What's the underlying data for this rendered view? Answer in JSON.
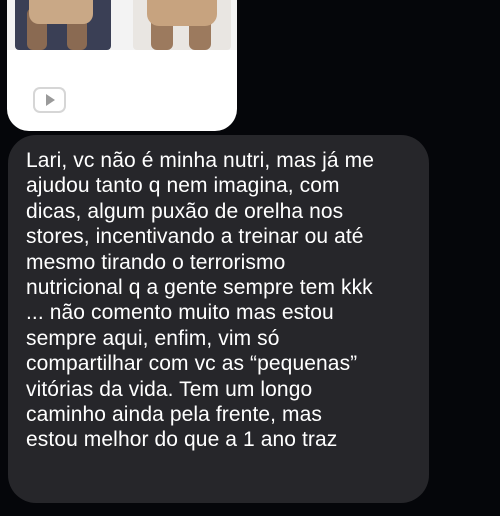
{
  "message": {
    "lines": [
      "Lari, vc não é minha nutri, mas já me",
      "ajudou tanto q nem imagina, com",
      "dicas, algum puxão de orelha nos",
      "stores, incentivando a treinar ou até",
      "mesmo tirando o terrorismo",
      "nutricional q a gente sempre tem kkk",
      "... não comento muito mas estou",
      "sempre aqui, enfim, vim só",
      "compartilhar com vc as “pequenas”",
      "vitórias da vida. Tem um longo",
      "caminho ainda pela frente, mas",
      "estou melhor do que a 1 ano traz"
    ]
  },
  "media": {
    "icon": "play-video-icon"
  },
  "colors": {
    "background": "#05060a",
    "bubble": "#26262a",
    "text": "#ffffff",
    "card": "#ffffff"
  }
}
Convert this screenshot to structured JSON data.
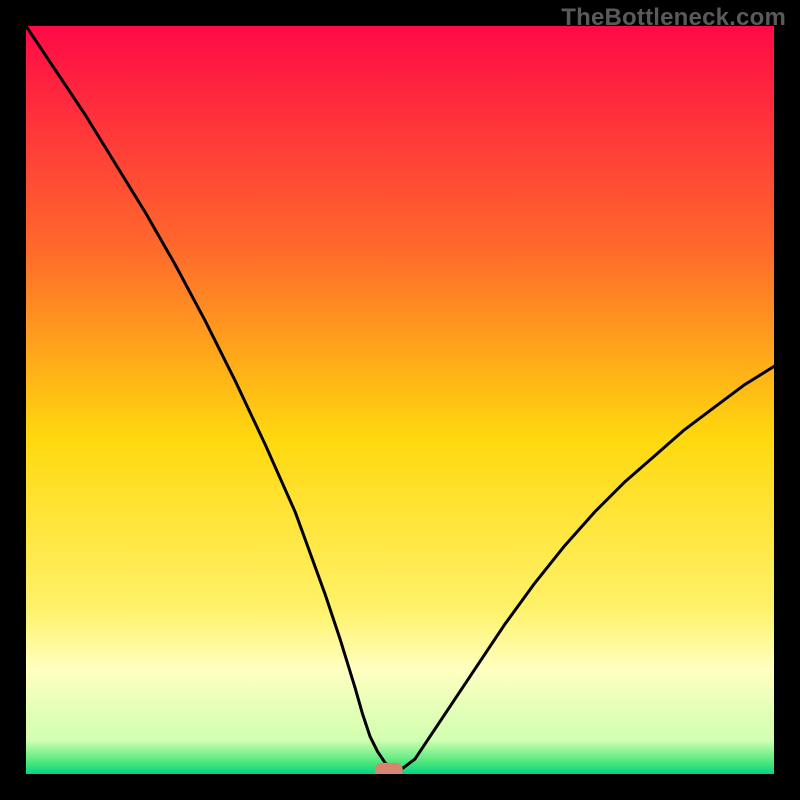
{
  "watermark": "TheBottleneck.com",
  "chart_data": {
    "type": "line",
    "title": "",
    "xlabel": "",
    "ylabel": "",
    "xlim": [
      0,
      100
    ],
    "ylim": [
      0,
      100
    ],
    "series": [
      {
        "name": "curve",
        "x": [
          0,
          4,
          8,
          12,
          16,
          20,
          24,
          28,
          32,
          36,
          40,
          42,
          44,
          45,
          46,
          47,
          48,
          49,
          50,
          52,
          56,
          60,
          64,
          68,
          72,
          76,
          80,
          84,
          88,
          92,
          96,
          100
        ],
        "values": [
          100,
          94,
          88,
          81.5,
          75,
          68,
          60.5,
          52.5,
          44,
          35,
          24,
          18,
          11.5,
          8,
          5,
          3,
          1.5,
          0.8,
          0.5,
          2,
          8,
          14,
          20,
          25.5,
          30.5,
          35,
          39,
          42.5,
          46,
          49,
          52,
          54.5
        ]
      }
    ],
    "marker": {
      "x": 48.5,
      "y": 0.5
    },
    "gradient_bands": [
      {
        "y": 0.0,
        "color": "#ff0a47"
      },
      {
        "y": 0.3,
        "color": "#ff6a2b"
      },
      {
        "y": 0.55,
        "color": "#ffd80e"
      },
      {
        "y": 0.78,
        "color": "#fff26a"
      },
      {
        "y": 0.86,
        "color": "#ffffc0"
      },
      {
        "y": 0.955,
        "color": "#d0ffb0"
      },
      {
        "y": 0.985,
        "color": "#4be67a"
      },
      {
        "y": 1.0,
        "color": "#00d48a"
      }
    ]
  }
}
==================================================
WRITTEN EXERCISE
The data should be printed again unchanged; leave its pictures out.

TASK SOLUTION
What's the underlying data for this rendered view? Answer in JSON.
{
  "message": {
    "lines": [
      "Lari, vc não é minha nutri, mas já me",
      "ajudou tanto q nem imagina, com",
      "dicas, algum puxão de orelha nos",
      "stores, incentivando a treinar ou até",
      "mesmo tirando o terrorismo",
      "nutricional q a gente sempre tem kkk",
      "... não comento muito mas estou",
      "sempre aqui, enfim, vim só",
      "compartilhar com vc as “pequenas”",
      "vitórias da vida. Tem um longo",
      "caminho ainda pela frente, mas",
      "estou melhor do que a 1 ano traz"
    ]
  },
  "media": {
    "icon": "play-video-icon"
  },
  "colors": {
    "background": "#05060a",
    "bubble": "#26262a",
    "text": "#ffffff",
    "card": "#ffffff"
  }
}
Convert this screenshot to structured JSON data.
{
  "watermark": "TheBottleneck.com",
  "chart_data": {
    "type": "line",
    "title": "",
    "xlabel": "",
    "ylabel": "",
    "xlim": [
      0,
      100
    ],
    "ylim": [
      0,
      100
    ],
    "series": [
      {
        "name": "curve",
        "x": [
          0,
          4,
          8,
          12,
          16,
          20,
          24,
          28,
          32,
          36,
          40,
          42,
          44,
          45,
          46,
          47,
          48,
          49,
          50,
          52,
          56,
          60,
          64,
          68,
          72,
          76,
          80,
          84,
          88,
          92,
          96,
          100
        ],
        "values": [
          100,
          94,
          88,
          81.5,
          75,
          68,
          60.5,
          52.5,
          44,
          35,
          24,
          18,
          11.5,
          8,
          5,
          3,
          1.5,
          0.8,
          0.5,
          2,
          8,
          14,
          20,
          25.5,
          30.5,
          35,
          39,
          42.5,
          46,
          49,
          52,
          54.5
        ]
      }
    ],
    "marker": {
      "x": 48.5,
      "y": 0.5
    },
    "gradient_bands": [
      {
        "y": 0.0,
        "color": "#ff0a47"
      },
      {
        "y": 0.3,
        "color": "#ff6a2b"
      },
      {
        "y": 0.55,
        "color": "#ffd80e"
      },
      {
        "y": 0.78,
        "color": "#fff26a"
      },
      {
        "y": 0.86,
        "color": "#ffffc0"
      },
      {
        "y": 0.955,
        "color": "#d0ffb0"
      },
      {
        "y": 0.985,
        "color": "#4be67a"
      },
      {
        "y": 1.0,
        "color": "#00d48a"
      }
    ]
  }
}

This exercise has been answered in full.